──────── RECORDS FOR THIS TASK
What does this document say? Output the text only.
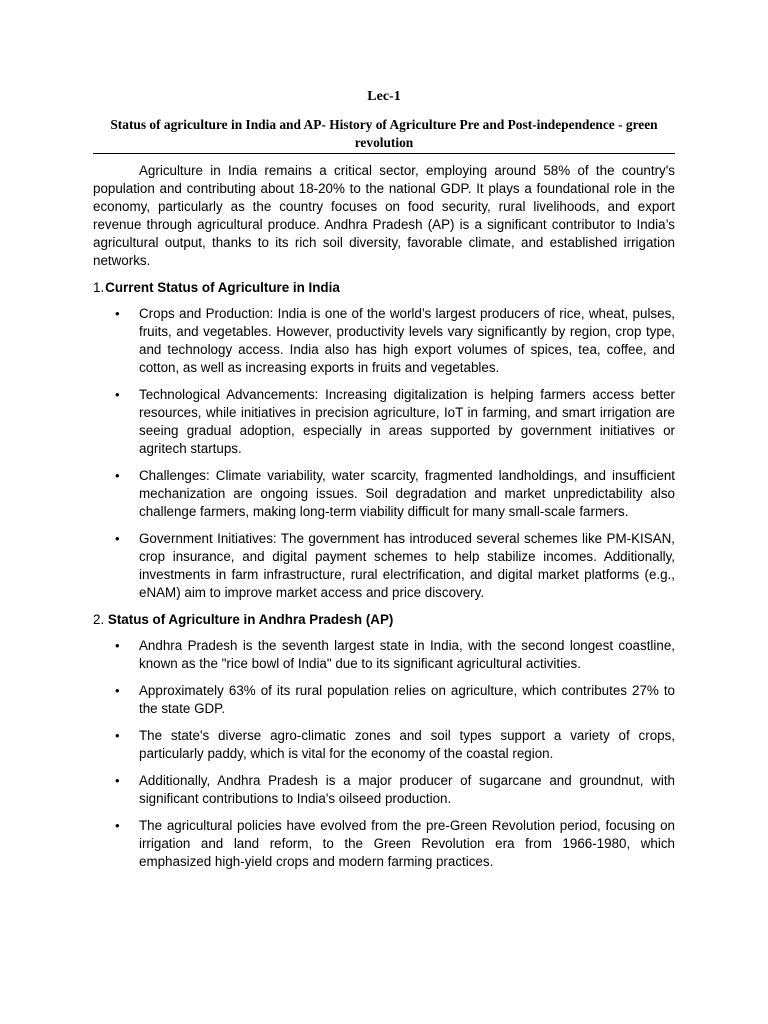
Lec-1
Status of agriculture in India and AP- History of Agriculture Pre and Post-independence - green revolution

Agriculture in India remains a critical sector, employing around 58% of the country's population and contributing about 18-20% to the national GDP. It plays a foundational role in the economy, particularly as the country focuses on food security, rural livelihoods, and export revenue through agricultural produce. Andhra Pradesh (AP) is a significant contributor to India’s agricultural output, thanks to its rich soil diversity, favorable climate, and established irrigation networks.

1.Current Status of Agriculture in India
• Crops and Production: India is one of the world’s largest producers of rice, wheat, pulses, fruits, and vegetables. However, productivity levels vary significantly by region, crop type, and technology access. India also has high export volumes of spices, tea, coffee, and cotton, as well as increasing exports in fruits and vegetables.
• Technological Advancements: Increasing digitalization is helping farmers access better resources, while initiatives in precision agriculture, IoT in farming, and smart irrigation are seeing gradual adoption, especially in areas supported by government initiatives or agritech startups.
• Challenges: Climate variability, water scarcity, fragmented landholdings, and insufficient mechanization are ongoing issues. Soil degradation and market unpredictability also challenge farmers, making long-term viability difficult for many small-scale farmers.
• Government Initiatives: The government has introduced several schemes like PM-KISAN, crop insurance, and digital payment schemes to help stabilize incomes. Additionally, investments in farm infrastructure, rural electrification, and digital market platforms (e.g., eNAM) aim to improve market access and price discovery.
2. Status of Agriculture in Andhra Pradesh (AP)
• Andhra Pradesh is the seventh largest state in India, with the second longest coastline, known as the "rice bowl of India" due to its significant agricultural activities.
• Approximately 63% of its rural population relies on agriculture, which contributes 27% to the state GDP.
• The state's diverse agro-climatic zones and soil types support a variety of crops, particularly paddy, which is vital for the economy of the coastal region.
• Additionally, Andhra Pradesh is a major producer of sugarcane and groundnut, with significant contributions to India's oilseed production.
• The agricultural policies have evolved from the pre-Green Revolution period, focusing on irrigation and land reform, to the Green Revolution era from 1966-1980, which emphasized high-yield crops and modern farming practices.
────────────────
_YOUR OBJECTIVE_
Write out the entries above verbatim; the pictures do not belong in your copy.

_EXERCISE RESPONSE_
What does this document say? Output the text only.
Lec-1
Status of agriculture in India and AP- History of Agriculture Pre and Post-independence - green revolution

Agriculture in India remains a critical sector, employing around 58% of the country's population and contributing about 18-20% to the national GDP. It plays a foundational role in the economy, particularly as the country focuses on food security, rural livelihoods, and export revenue through agricultural produce. Andhra Pradesh (AP) is a significant contributor to India’s agricultural output, thanks to its rich soil diversity, favorable climate, and established irrigation networks.

1.Current Status of Agriculture in India
• Crops and Production: India is one of the world’s largest producers of rice, wheat, pulses, fruits, and vegetables. However, productivity levels vary significantly by region, crop type, and technology access. India also has high export volumes of spices, tea, coffee, and cotton, as well as increasing exports in fruits and vegetables.
• Technological Advancements: Increasing digitalization is helping farmers access better resources, while initiatives in precision agriculture, IoT in farming, and smart irrigation are seeing gradual adoption, especially in areas supported by government initiatives or agritech startups.
• Challenges: Climate variability, water scarcity, fragmented landholdings, and insufficient mechanization are ongoing issues. Soil degradation and market unpredictability also challenge farmers, making long-term viability difficult for many small-scale farmers.
• Government Initiatives: The government has introduced several schemes like PM-KISAN, crop insurance, and digital payment schemes to help stabilize incomes. Additionally, investments in farm infrastructure, rural electrification, and digital market platforms (e.g., eNAM) aim to improve market access and price discovery.
2. Status of Agriculture in Andhra Pradesh (AP)
• Andhra Pradesh is the seventh largest state in India, with the second longest coastline, known as the "rice bowl of India" due to its significant agricultural activities.
• Approximately 63% of its rural population relies on agriculture, which contributes 27% to the state GDP.
• The state's diverse agro-climatic zones and soil types support a variety of crops, particularly paddy, which is vital for the economy of the coastal region.
• Additionally, Andhra Pradesh is a major producer of sugarcane and groundnut, with significant contributions to India's oilseed production.
• The agricultural policies have evolved from the pre-Green Revolution period, focusing on irrigation and land reform, to the Green Revolution era from 1966-1980, which emphasized high-yield crops and modern farming practices.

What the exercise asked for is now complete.